What is being asked - Count the lines in the items below that contain the string "pixel", with case significant, and give only the number.

Materials provided -
- - - - -

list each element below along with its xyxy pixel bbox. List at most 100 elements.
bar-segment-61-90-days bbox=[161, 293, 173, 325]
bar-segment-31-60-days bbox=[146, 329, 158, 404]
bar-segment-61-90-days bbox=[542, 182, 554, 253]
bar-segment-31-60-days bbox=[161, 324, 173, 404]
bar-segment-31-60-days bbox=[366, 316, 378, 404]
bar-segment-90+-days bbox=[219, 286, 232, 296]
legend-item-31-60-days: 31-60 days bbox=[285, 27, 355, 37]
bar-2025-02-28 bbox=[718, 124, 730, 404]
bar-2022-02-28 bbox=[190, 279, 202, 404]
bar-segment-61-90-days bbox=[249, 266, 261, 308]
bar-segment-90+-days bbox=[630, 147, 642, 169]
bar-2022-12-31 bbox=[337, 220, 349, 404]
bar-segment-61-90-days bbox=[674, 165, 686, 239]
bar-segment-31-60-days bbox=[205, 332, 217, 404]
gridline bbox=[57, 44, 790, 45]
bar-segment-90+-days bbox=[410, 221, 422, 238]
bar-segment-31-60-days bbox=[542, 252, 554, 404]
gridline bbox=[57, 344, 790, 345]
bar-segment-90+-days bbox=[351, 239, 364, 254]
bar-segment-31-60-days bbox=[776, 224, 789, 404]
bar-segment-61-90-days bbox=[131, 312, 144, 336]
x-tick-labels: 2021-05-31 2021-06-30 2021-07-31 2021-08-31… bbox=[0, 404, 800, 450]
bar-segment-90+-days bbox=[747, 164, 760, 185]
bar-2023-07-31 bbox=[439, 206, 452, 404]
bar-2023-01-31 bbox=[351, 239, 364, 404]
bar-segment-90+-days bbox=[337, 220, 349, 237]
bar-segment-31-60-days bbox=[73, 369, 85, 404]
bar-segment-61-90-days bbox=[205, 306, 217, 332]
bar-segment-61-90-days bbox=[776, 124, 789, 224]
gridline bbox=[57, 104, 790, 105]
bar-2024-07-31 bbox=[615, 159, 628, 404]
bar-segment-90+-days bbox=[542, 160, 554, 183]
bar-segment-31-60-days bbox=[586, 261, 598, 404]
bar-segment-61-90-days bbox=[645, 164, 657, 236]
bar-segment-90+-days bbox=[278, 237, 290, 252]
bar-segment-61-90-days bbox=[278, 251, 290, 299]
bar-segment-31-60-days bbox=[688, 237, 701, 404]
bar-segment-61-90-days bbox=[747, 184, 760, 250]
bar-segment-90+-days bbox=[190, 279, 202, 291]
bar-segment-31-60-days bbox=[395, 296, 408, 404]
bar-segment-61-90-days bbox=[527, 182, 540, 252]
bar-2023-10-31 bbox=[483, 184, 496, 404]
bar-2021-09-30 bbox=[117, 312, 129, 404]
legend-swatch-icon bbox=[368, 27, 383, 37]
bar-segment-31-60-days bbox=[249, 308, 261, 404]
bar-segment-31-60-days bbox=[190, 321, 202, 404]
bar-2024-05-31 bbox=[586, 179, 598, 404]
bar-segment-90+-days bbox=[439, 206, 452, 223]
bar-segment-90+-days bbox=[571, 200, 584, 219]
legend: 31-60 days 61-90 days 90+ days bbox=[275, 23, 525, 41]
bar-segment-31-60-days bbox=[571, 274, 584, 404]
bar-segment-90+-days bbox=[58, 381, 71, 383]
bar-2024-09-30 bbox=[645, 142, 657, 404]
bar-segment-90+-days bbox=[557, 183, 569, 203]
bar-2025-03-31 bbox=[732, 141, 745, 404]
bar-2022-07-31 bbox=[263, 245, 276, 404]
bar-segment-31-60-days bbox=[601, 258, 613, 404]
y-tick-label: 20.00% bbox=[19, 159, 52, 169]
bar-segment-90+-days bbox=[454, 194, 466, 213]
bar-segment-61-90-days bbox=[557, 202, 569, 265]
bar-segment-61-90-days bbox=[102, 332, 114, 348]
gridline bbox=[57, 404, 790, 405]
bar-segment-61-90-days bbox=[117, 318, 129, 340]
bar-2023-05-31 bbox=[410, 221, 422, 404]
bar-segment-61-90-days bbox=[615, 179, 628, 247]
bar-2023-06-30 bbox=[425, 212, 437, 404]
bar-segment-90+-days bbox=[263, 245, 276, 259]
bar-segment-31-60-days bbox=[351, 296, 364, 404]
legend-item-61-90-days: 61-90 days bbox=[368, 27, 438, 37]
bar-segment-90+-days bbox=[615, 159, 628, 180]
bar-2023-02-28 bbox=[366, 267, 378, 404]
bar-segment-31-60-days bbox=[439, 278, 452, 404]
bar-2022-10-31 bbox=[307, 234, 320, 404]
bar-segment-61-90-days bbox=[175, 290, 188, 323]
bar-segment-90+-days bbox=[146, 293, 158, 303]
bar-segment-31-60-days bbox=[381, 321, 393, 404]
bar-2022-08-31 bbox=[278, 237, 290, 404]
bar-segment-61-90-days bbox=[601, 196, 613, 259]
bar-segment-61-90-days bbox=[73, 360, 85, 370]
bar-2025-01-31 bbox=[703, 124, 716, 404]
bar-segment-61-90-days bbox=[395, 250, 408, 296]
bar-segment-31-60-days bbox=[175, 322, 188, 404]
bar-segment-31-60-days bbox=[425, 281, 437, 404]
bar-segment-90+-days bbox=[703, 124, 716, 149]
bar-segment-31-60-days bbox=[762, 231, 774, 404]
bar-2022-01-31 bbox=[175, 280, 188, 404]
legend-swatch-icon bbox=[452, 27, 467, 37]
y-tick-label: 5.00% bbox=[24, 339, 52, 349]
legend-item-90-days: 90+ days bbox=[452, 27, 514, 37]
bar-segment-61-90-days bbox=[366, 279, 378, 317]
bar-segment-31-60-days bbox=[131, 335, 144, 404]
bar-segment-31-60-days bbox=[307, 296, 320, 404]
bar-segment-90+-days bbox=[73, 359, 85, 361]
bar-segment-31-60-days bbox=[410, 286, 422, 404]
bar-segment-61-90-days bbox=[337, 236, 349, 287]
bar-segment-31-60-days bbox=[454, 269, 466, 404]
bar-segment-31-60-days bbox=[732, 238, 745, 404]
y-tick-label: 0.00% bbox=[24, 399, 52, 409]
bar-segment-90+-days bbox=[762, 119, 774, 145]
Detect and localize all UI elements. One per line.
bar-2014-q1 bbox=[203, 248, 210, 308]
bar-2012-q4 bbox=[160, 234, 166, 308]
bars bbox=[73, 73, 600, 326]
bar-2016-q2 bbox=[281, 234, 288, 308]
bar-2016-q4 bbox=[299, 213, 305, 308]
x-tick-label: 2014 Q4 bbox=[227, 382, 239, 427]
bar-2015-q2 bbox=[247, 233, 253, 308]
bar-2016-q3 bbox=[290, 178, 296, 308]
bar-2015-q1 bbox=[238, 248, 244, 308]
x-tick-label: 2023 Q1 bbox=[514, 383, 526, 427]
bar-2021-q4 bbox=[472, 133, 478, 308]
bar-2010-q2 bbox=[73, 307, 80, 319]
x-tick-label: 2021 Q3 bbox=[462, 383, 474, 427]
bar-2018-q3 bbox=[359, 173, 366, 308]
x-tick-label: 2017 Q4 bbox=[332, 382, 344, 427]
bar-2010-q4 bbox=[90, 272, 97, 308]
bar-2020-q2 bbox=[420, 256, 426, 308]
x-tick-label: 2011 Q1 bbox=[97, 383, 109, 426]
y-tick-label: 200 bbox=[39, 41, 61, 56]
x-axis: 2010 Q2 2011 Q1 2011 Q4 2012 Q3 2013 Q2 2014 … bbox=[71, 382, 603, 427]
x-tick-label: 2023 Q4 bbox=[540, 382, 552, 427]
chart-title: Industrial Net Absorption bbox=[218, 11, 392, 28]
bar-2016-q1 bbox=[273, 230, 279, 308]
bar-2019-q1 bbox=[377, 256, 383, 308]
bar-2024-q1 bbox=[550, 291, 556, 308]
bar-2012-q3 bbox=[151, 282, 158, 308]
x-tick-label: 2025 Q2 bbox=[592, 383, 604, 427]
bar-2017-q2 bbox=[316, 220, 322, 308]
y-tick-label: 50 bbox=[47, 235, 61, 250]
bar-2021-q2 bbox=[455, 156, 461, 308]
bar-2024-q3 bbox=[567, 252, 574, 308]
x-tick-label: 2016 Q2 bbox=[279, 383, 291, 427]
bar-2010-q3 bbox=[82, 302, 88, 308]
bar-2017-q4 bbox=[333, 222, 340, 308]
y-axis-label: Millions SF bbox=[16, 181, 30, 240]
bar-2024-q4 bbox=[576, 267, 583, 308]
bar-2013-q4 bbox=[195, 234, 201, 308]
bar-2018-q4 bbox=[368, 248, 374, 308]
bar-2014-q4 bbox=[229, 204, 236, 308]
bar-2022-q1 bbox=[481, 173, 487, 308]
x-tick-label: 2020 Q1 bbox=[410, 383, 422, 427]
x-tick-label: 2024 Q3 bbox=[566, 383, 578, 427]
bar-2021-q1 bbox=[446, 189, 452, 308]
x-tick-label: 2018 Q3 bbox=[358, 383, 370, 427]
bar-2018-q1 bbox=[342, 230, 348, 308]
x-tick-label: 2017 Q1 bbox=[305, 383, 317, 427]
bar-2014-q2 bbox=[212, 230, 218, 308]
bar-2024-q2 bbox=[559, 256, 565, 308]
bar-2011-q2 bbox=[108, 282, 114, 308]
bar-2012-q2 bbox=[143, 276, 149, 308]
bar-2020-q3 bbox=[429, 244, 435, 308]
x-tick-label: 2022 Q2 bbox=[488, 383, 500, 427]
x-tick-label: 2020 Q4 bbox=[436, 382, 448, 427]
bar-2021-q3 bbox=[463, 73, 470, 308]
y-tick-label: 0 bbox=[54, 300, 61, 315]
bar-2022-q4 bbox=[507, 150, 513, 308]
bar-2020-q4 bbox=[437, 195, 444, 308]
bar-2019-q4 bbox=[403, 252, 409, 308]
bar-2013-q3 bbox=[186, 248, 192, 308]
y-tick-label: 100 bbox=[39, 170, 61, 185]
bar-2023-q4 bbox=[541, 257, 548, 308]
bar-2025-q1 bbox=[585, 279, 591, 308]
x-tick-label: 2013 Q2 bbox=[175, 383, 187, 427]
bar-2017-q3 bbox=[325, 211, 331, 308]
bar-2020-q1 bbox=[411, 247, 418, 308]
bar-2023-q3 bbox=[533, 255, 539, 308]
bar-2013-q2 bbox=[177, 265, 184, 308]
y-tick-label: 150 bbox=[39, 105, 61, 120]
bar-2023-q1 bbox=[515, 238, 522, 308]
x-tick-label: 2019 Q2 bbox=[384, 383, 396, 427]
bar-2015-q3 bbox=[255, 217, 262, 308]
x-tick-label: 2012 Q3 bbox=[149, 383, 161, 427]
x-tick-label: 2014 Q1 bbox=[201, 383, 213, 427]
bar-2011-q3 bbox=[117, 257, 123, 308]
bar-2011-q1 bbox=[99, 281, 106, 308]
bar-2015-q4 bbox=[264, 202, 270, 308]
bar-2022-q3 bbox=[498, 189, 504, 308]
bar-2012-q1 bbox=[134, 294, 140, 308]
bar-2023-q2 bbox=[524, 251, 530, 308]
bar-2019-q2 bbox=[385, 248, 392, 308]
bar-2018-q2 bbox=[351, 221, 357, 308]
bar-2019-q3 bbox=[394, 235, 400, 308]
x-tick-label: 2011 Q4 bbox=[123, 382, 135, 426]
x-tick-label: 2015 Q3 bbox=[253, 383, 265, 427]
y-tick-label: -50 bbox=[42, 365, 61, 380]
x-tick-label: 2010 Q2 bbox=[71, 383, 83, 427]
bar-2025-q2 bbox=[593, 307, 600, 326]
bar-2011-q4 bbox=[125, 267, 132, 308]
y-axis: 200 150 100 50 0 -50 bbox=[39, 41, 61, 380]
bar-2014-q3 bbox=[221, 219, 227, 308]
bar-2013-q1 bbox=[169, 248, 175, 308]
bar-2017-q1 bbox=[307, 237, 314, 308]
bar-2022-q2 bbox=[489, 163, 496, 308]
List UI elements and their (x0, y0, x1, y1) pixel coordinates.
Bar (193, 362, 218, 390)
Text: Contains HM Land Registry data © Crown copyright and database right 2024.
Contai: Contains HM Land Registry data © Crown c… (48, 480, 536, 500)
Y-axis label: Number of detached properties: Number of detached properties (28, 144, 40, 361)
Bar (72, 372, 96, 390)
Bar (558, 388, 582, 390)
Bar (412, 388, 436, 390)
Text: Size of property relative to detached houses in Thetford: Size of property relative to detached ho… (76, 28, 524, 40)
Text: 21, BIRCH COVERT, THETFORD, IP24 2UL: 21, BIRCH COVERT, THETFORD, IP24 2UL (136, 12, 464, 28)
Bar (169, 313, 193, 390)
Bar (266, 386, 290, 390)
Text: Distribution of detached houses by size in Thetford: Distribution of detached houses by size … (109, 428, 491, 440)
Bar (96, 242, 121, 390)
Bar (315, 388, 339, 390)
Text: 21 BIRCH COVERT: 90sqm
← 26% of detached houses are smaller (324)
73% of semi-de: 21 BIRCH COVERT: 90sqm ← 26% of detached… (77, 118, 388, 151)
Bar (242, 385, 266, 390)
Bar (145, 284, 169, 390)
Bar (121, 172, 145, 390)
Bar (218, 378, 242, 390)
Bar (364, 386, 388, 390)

- - - - -

Full solution - 2